Start of SELECTED TEXT
I particularly appreciated the speeches by Senator Garton, Speaker Mannweiler, Lt. Governor Mutz, and Governor Orr at the ceremonies last winter when I took office, and the fact that so many of you attended as well. The support from people like Representative Phillips and Senator O'Bannon and from the members of the judiciary committees of both houses has been more than anyone could ask, and the many kind notes and words of encouragement from so many of you have been very gratifying. For a young man busy tackling the greatest challenge of his career, this has made more difference than I can possibly express, and I thank you very much.
Doubtless there are times when a report like this one contains both good news and bad news, but I am happy to report that most of what happened in our bailiwick during the last year is good news and to tell you about the excitement with which we approach 1988.
Most justice is dispensed in Indiana's county courthouses, where last year our trial judges rendered final decisions in over a million lawsuits. That 275 men and women dispose of this mountain of litigation with such care is nothing short of phenomenal.
Thanks to the Governor's appointments and the voters' decisions, the number of women on the bench reached an all-time high, rising by nearly a third in one year. Indiana's trial bench on the whole is better trained and harder working than ever before.
Still, by comparison to other states and to the rest of the legal profession, our trial bench is relatively young and less experienced. Some 85% of our judges are serving their first or second term. While we are increasingly able to attract excellent people to be judges, they do not stay long enough.
In part, this has been related to compensation, and I thank you for your recent attention to this problem. The salary increases you enacted last year raised Indiana's trial judges from 50th in the nation to 41st. Legislation now pending for your consideration proposes that Indiana be average.
Another important reform you adopted last year abolished the complicated hodgepodge of fees collected in the trial courts and created a uniform fee schedule. Simply put, this legislation created order out of chaos, and the county clerks and trial judges are very grateful of it.
Perhaps most important was your decision to create the Commission on Trial Courts to review proposals by the Indiana Judges Association for reform of the trial court system. There is broad interest in this effort in the legal community and the consultative process which Senator Pease and the Commission have initiated is one well suited for a thorough examination of how our trial courts work. I do not think that Indiana's trial courts are "broke" and need fixing. Indeed, quite the contrary is true. Still, courts are human institutions, and it is the considered judgment of the trial bench that we may be able to do better. By creating the Commission, and by manning it largely with legislators, you have provided the best forum for a comprehensive review we have ever had. I am glad to be a part of this effort and confident that the Commission's report to you later this year will lead to a stronger trial court system.
End of SELECTED TEXT
In the address on Indiana's courts, what national rank did last year's salary increases give Indiana's trial judges? The entries have no connection to the address on Indiana's courts.
Start of GIVEN DATA
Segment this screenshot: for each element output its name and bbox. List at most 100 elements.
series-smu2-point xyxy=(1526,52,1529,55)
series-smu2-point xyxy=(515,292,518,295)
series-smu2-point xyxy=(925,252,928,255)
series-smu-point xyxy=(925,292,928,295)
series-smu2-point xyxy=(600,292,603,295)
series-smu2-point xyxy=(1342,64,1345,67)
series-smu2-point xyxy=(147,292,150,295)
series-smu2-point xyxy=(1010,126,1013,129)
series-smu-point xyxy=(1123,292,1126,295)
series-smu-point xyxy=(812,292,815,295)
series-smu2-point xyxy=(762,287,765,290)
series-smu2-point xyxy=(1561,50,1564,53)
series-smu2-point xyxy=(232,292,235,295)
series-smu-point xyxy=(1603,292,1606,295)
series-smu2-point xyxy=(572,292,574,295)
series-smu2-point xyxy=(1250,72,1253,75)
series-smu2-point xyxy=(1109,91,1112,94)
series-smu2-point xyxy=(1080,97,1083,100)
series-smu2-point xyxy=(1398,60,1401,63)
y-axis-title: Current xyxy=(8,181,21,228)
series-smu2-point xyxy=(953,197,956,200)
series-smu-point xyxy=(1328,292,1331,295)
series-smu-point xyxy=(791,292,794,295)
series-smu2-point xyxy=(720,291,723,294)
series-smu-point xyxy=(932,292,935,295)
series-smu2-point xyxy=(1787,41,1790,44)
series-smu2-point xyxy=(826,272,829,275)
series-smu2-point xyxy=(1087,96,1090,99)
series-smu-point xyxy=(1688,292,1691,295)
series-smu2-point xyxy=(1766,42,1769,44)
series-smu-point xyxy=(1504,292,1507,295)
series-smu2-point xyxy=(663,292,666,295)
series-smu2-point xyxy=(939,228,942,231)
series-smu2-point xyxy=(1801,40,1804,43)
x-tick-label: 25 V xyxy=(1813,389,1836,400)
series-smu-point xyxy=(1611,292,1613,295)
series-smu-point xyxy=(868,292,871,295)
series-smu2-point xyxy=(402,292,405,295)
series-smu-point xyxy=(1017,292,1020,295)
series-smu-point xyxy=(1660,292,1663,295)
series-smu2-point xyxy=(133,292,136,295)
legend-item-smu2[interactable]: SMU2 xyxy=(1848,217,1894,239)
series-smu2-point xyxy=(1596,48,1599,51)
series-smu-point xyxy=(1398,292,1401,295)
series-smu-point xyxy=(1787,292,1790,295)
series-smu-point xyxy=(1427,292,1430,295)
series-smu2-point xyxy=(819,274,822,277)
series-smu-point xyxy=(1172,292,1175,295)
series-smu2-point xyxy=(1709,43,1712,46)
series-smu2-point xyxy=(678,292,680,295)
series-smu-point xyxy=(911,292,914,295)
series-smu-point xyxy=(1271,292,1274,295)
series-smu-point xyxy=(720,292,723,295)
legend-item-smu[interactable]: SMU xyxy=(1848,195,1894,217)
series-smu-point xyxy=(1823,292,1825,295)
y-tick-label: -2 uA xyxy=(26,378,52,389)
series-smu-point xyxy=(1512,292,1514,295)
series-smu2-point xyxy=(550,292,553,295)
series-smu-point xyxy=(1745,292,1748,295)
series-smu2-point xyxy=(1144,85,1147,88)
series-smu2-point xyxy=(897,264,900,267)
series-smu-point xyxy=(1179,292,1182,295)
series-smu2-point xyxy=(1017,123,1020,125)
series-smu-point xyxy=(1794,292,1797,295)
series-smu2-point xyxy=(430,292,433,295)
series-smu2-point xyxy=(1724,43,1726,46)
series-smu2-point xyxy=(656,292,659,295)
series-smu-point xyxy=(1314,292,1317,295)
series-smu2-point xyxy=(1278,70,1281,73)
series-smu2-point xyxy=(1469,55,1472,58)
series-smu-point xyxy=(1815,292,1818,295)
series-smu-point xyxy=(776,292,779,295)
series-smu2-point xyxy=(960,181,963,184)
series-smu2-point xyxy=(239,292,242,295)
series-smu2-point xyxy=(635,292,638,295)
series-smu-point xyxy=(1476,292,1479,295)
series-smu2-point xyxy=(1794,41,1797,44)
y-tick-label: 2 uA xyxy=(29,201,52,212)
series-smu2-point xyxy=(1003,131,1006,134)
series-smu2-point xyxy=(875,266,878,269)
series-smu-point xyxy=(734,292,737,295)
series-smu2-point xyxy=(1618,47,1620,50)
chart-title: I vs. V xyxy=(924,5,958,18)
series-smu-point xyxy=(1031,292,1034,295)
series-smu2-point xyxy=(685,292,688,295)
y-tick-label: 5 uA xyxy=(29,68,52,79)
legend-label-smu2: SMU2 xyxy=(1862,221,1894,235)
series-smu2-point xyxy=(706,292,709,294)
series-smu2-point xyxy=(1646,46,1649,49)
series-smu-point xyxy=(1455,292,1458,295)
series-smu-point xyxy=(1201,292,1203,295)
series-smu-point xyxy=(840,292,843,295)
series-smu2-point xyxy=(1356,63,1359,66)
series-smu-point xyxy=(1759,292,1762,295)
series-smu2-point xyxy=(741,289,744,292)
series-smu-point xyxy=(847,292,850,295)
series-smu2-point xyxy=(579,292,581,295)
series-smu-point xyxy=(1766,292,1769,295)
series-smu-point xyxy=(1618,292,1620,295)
End of GIVEN DATA
◆ **OUTPUT OF THE TASK**
The increases raised them from 50th in the nation to 41st.